[Dataset entries]
────────────────────
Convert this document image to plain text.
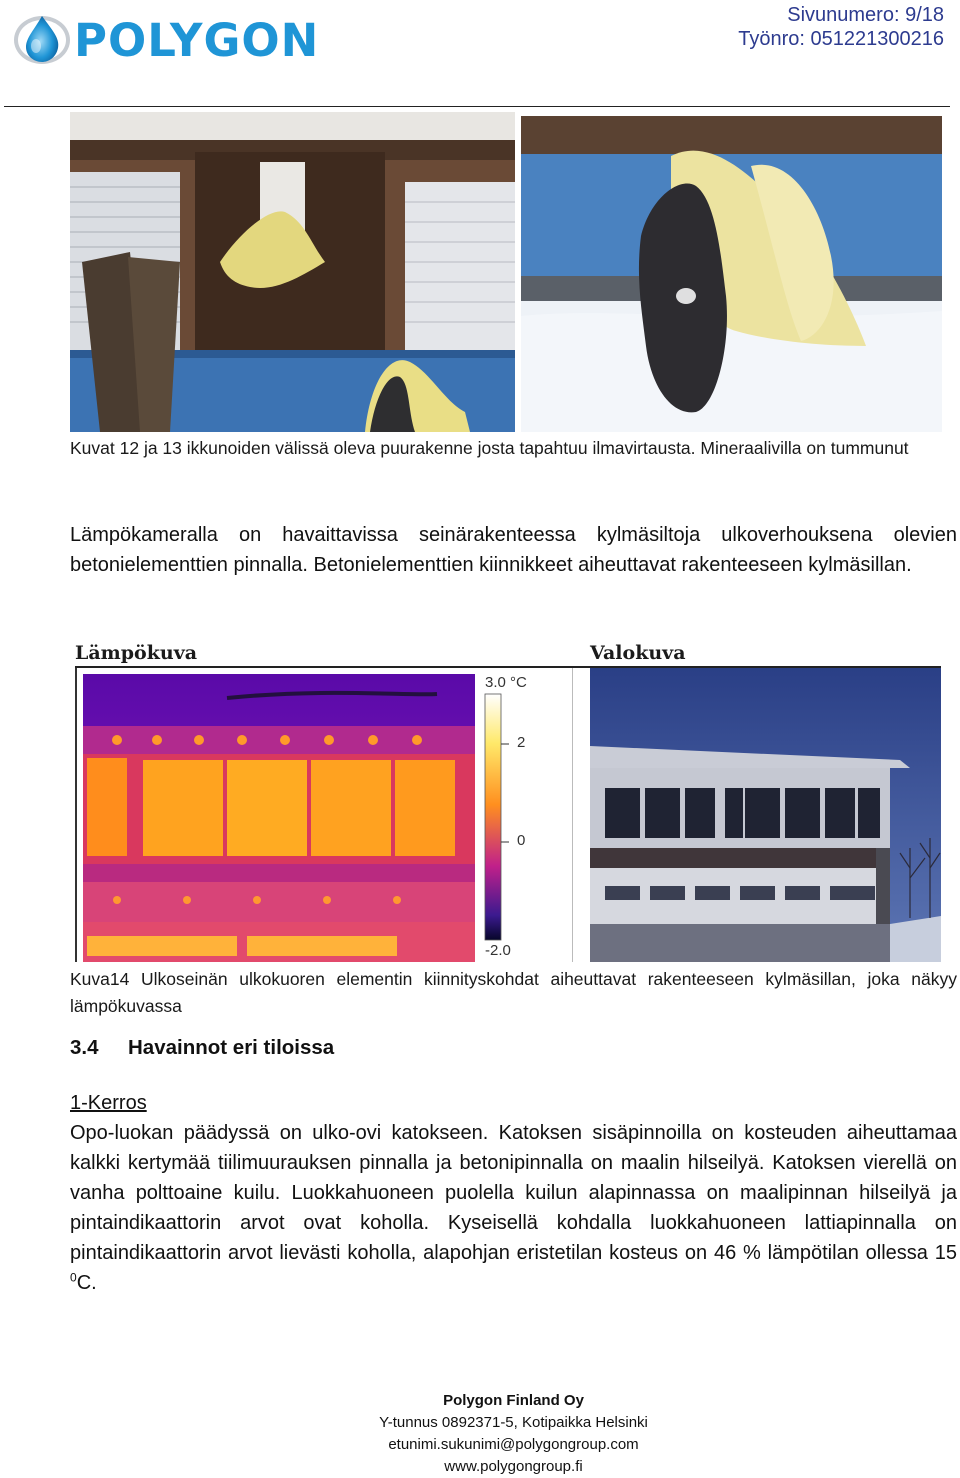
POLYGON	Sivunumero: 9/18
Työnro: 051221300216
Kuvat 12 ja 13 ikkunoiden välissä oleva puurakenne josta tapahtuu ilmavirtausta. Mineraalivilla on tummunut
Lämpökameralla on havaittavissa seinärakenteessa kylmäsiltoja ulkoverhouksena olevien betonielementtien pinnalla. Betonielementtien kiinnikkeet aiheuttavat rakenteeseen kylmäsillan.
Lämpökuva	Valokuva
3.0 °C
2
0
-2.0
Kuva14 Ulkoseinän ulkokuoren elementin kiinnityskohdat aiheuttavat rakenteeseen kylmäsillan, joka näkyy lämpökuvassa
3.4 Havainnot eri tiloissa
1-Kerros
Opo-luokan päädyssä on ulko-ovi katokseen. Katoksen sisäpinnoilla on kosteuden aiheuttamaa kalkki kertymää tiilimuurauksen pinnalla ja betonipinnalla on maalin hilseilyä. Katoksen vierellä on vanha polttoaine kuilu. Luokkahuoneen puolella kuilun alapinnassa on maalipinnan hilseilyä ja pintaindikaattorin arvot ovat koholla. Kyseisellä kohdalla luokkahuoneen lattiapinnalla on pintaindikaattorin arvot lievästi koholla, alapohjan eristetilan kosteus on 46 % lämpötilan ollessa 15 $^0$C.
Polygon Finland Oy
Y-tunnus 0892371-5, Kotipaikka Helsinki
etunimi.sukunimi@polygongroup.com
www.polygongroup.fi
────────────────────
** Required work **
The word "rakenteeseen" may turn up on some lines of these records; say how many, with no other words.

** The answer **
2